WRITTEN EXERCISE:
Change every one of the rows below by replacing "interactable" with "clickable", leaving all else the same. Leave the pictures out of your answer.
Start
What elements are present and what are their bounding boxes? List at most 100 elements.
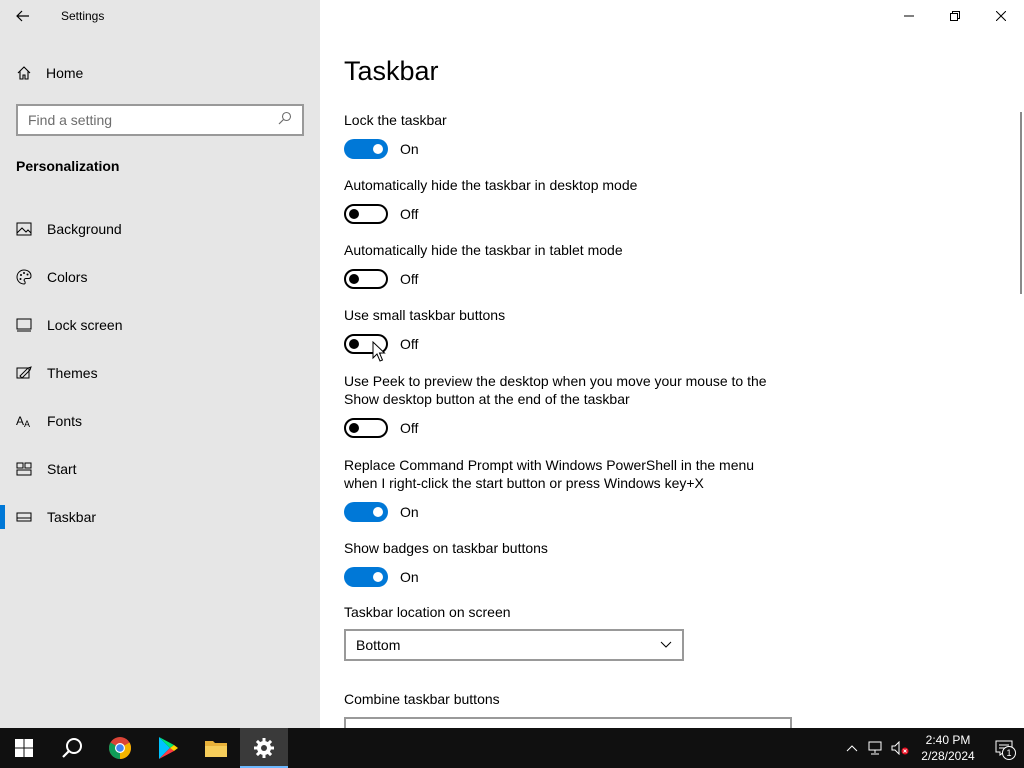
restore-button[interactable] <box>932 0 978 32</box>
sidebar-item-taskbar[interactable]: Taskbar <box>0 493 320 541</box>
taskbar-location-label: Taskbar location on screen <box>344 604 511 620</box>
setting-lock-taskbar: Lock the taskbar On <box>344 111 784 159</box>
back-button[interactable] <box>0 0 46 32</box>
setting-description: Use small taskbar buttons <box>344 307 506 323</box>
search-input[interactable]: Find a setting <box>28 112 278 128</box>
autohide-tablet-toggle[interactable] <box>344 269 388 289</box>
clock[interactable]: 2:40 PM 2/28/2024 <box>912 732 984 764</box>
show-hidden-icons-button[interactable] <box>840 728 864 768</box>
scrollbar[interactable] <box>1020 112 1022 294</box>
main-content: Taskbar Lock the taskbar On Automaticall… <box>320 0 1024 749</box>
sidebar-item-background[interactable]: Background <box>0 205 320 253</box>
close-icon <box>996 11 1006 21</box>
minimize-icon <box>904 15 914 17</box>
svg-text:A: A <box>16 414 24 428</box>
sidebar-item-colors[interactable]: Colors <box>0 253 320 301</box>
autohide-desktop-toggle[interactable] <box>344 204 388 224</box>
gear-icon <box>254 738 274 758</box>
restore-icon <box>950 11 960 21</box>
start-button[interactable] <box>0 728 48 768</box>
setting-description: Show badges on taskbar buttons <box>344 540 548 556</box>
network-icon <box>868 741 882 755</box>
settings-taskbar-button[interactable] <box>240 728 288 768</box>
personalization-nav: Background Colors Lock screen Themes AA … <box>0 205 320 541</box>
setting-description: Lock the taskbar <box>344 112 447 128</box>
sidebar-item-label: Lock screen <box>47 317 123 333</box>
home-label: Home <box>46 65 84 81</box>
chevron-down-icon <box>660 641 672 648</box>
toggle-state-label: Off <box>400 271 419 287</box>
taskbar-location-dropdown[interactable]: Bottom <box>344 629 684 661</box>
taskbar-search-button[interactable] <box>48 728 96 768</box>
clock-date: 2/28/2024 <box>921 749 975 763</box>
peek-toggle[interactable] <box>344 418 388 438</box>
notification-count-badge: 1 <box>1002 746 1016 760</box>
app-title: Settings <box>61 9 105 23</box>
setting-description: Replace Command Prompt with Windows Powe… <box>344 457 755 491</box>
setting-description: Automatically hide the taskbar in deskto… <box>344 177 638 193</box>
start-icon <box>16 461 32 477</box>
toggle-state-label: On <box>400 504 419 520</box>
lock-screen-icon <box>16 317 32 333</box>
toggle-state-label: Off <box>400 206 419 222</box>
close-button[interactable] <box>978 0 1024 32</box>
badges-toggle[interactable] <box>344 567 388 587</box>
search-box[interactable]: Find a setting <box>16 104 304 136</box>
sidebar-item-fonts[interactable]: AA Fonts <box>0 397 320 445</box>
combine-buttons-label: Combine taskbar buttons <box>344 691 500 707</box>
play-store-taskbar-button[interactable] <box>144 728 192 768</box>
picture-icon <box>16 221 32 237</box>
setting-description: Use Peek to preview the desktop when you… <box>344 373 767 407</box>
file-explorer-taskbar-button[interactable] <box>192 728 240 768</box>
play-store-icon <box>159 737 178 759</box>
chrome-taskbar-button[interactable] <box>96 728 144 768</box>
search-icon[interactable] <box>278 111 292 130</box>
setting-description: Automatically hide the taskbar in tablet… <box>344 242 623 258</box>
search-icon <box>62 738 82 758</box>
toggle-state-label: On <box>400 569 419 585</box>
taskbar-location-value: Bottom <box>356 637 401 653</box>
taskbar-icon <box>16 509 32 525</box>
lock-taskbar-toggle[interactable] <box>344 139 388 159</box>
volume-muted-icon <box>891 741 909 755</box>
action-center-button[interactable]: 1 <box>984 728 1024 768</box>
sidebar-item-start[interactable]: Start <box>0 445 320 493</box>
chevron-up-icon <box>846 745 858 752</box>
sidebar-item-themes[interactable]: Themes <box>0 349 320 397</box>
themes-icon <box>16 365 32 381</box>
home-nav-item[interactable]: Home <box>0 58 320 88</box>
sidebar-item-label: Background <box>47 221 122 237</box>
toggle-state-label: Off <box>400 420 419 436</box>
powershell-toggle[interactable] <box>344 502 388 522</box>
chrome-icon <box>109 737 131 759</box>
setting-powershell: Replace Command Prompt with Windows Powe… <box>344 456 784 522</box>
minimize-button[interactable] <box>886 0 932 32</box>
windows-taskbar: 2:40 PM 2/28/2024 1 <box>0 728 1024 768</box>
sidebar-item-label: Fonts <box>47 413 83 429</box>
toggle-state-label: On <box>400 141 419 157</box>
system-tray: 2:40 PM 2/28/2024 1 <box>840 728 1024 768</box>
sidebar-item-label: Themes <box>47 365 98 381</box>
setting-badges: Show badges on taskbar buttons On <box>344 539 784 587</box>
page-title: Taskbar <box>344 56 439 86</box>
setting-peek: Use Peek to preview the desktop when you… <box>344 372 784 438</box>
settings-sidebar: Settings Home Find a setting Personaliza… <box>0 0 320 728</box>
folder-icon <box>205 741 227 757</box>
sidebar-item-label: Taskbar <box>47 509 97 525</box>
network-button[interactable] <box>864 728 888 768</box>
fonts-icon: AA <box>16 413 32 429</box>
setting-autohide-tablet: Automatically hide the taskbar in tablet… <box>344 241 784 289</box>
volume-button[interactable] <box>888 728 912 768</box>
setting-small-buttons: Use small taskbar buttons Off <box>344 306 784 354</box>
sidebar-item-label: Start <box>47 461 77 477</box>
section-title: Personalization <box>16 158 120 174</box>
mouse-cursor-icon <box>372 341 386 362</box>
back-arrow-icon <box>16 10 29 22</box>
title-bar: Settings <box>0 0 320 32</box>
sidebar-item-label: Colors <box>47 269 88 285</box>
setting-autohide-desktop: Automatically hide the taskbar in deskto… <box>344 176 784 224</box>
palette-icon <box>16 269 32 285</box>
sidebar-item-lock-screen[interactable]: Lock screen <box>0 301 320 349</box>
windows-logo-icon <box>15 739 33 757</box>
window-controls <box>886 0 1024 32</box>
End
IN RESPONSE:
What elements are present and what are their bounding boxes? List at most 100 elements.
restore-button[clickable] <box>932 0 978 32</box>
sidebar-item-taskbar[clickable]: Taskbar <box>0 493 320 541</box>
taskbar-location-label: Taskbar location on screen <box>344 604 511 620</box>
setting-lock-taskbar: Lock the taskbar On <box>344 111 784 159</box>
back-button[clickable] <box>0 0 46 32</box>
setting-description: Use small taskbar buttons <box>344 307 506 323</box>
search-input[clickable]: Find a setting <box>28 112 278 128</box>
autohide-tablet-toggle[clickable] <box>344 269 388 289</box>
clock[clickable]: 2:40 PM 2/28/2024 <box>912 732 984 764</box>
show-hidden-icons-button[clickable] <box>840 728 864 768</box>
scrollbar[clickable] <box>1020 112 1022 294</box>
main-content: Taskbar Lock the taskbar On Automaticall… <box>320 0 1024 749</box>
sidebar-item-background[clickable]: Background <box>0 205 320 253</box>
close-icon <box>996 11 1006 21</box>
minimize-icon <box>904 15 914 17</box>
svg-text:A: A <box>16 414 24 428</box>
sidebar-item-colors[clickable]: Colors <box>0 253 320 301</box>
autohide-desktop-toggle[clickable] <box>344 204 388 224</box>
gear-icon <box>254 738 274 758</box>
restore-icon <box>950 11 960 21</box>
start-button[clickable] <box>0 728 48 768</box>
setting-description: Show badges on taskbar buttons <box>344 540 548 556</box>
network-icon <box>868 741 882 755</box>
settings-taskbar-button[clickable] <box>240 728 288 768</box>
personalization-nav: Background Colors Lock screen Themes AA … <box>0 205 320 541</box>
setting-description: Lock the taskbar <box>344 112 447 128</box>
sidebar-item-label: Lock screen <box>47 317 123 333</box>
home-label: Home <box>46 65 84 81</box>
chevron-down-icon <box>660 641 672 648</box>
toggle-state-label: Off <box>400 271 419 287</box>
taskbar-location-dropdown[clickable]: Bottom <box>344 629 684 661</box>
taskbar-search-button[clickable] <box>48 728 96 768</box>
clock-date: 2/28/2024 <box>921 749 975 763</box>
peek-toggle[clickable] <box>344 418 388 438</box>
notification-count-badge: 1 <box>1002 746 1016 760</box>
app-title: Settings <box>61 9 105 23</box>
setting-description: Replace Command Prompt with Windows Powe… <box>344 457 755 491</box>
setting-description: Automatically hide the taskbar in deskto… <box>344 177 638 193</box>
start-icon <box>16 461 32 477</box>
toggle-state-label: On <box>400 504 419 520</box>
lock-screen-icon <box>16 317 32 333</box>
toggle-state-label: Off <box>400 206 419 222</box>
close-button[clickable] <box>978 0 1024 32</box>
badges-toggle[clickable] <box>344 567 388 587</box>
search-box[clickable]: Find a setting <box>16 104 304 136</box>
sidebar-item-fonts[clickable]: AA Fonts <box>0 397 320 445</box>
combine-buttons-label: Combine taskbar buttons <box>344 691 500 707</box>
play-store-taskbar-button[clickable] <box>144 728 192 768</box>
picture-icon <box>16 221 32 237</box>
setting-description: Use Peek to preview the desktop when you… <box>344 373 767 407</box>
file-explorer-taskbar-button[clickable] <box>192 728 240 768</box>
play-store-icon <box>159 737 178 759</box>
chrome-taskbar-button[clickable] <box>96 728 144 768</box>
search-icon[clickable] <box>278 111 292 130</box>
setting-description: Automatically hide the taskbar in tablet… <box>344 242 623 258</box>
search-icon <box>62 738 82 758</box>
toggle-state-label: On <box>400 569 419 585</box>
taskbar-location-value: Bottom <box>356 637 401 653</box>
taskbar-icon <box>16 509 32 525</box>
lock-taskbar-toggle[clickable] <box>344 139 388 159</box>
volume-muted-icon <box>891 741 909 755</box>
action-center-button[clickable]: 1 <box>984 728 1024 768</box>
sidebar-item-start[clickable]: Start <box>0 445 320 493</box>
chevron-up-icon <box>846 745 858 752</box>
sidebar-item-themes[clickable]: Themes <box>0 349 320 397</box>
themes-icon <box>16 365 32 381</box>
home-nav-item[clickable]: Home <box>0 58 320 88</box>
sidebar-item-label: Background <box>47 221 122 237</box>
toggle-state-label: Off <box>400 420 419 436</box>
powershell-toggle[clickable] <box>344 502 388 522</box>
chrome-icon <box>109 737 131 759</box>
setting-powershell: Replace Command Prompt with Windows Powe… <box>344 456 784 522</box>
minimize-button[clickable] <box>886 0 932 32</box>
windows-taskbar: 2:40 PM 2/28/2024 1 <box>0 728 1024 768</box>
sidebar-item-label: Fonts <box>47 413 83 429</box>
toggle-state-label: On <box>400 141 419 157</box>
system-tray: 2:40 PM 2/28/2024 1 <box>840 728 1024 768</box>
sidebar-item-label: Themes <box>47 365 98 381</box>
setting-badges: Show badges on taskbar buttons On <box>344 539 784 587</box>
page-title: Taskbar <box>344 56 439 86</box>
setting-peek: Use Peek to preview the desktop when you… <box>344 372 784 438</box>
settings-sidebar: Settings Home Find a setting Personaliza… <box>0 0 320 728</box>
folder-icon <box>205 741 227 757</box>
sidebar-item-label: Taskbar <box>47 509 97 525</box>
network-button[clickable] <box>864 728 888 768</box>
fonts-icon: AA <box>16 413 32 429</box>
setting-autohide-tablet: Automatically hide the taskbar in tablet… <box>344 241 784 289</box>
volume-button[clickable] <box>888 728 912 768</box>
setting-small-buttons: Use small taskbar buttons Off <box>344 306 784 354</box>
sidebar-item-label: Start <box>47 461 77 477</box>
section-title: Personalization <box>16 158 120 174</box>
mouse-cursor-icon <box>372 341 386 362</box>
back-arrow-icon <box>16 10 29 22</box>
title-bar: Settings <box>0 0 320 32</box>
sidebar-item-label: Colors <box>47 269 88 285</box>
setting-autohide-desktop: Automatically hide the taskbar in deskto… <box>344 176 784 224</box>
palette-icon <box>16 269 32 285</box>
sidebar-item-lock-screen[clickable]: Lock screen <box>0 301 320 349</box>
windows-logo-icon <box>15 739 33 757</box>
window-controls <box>886 0 1024 32</box>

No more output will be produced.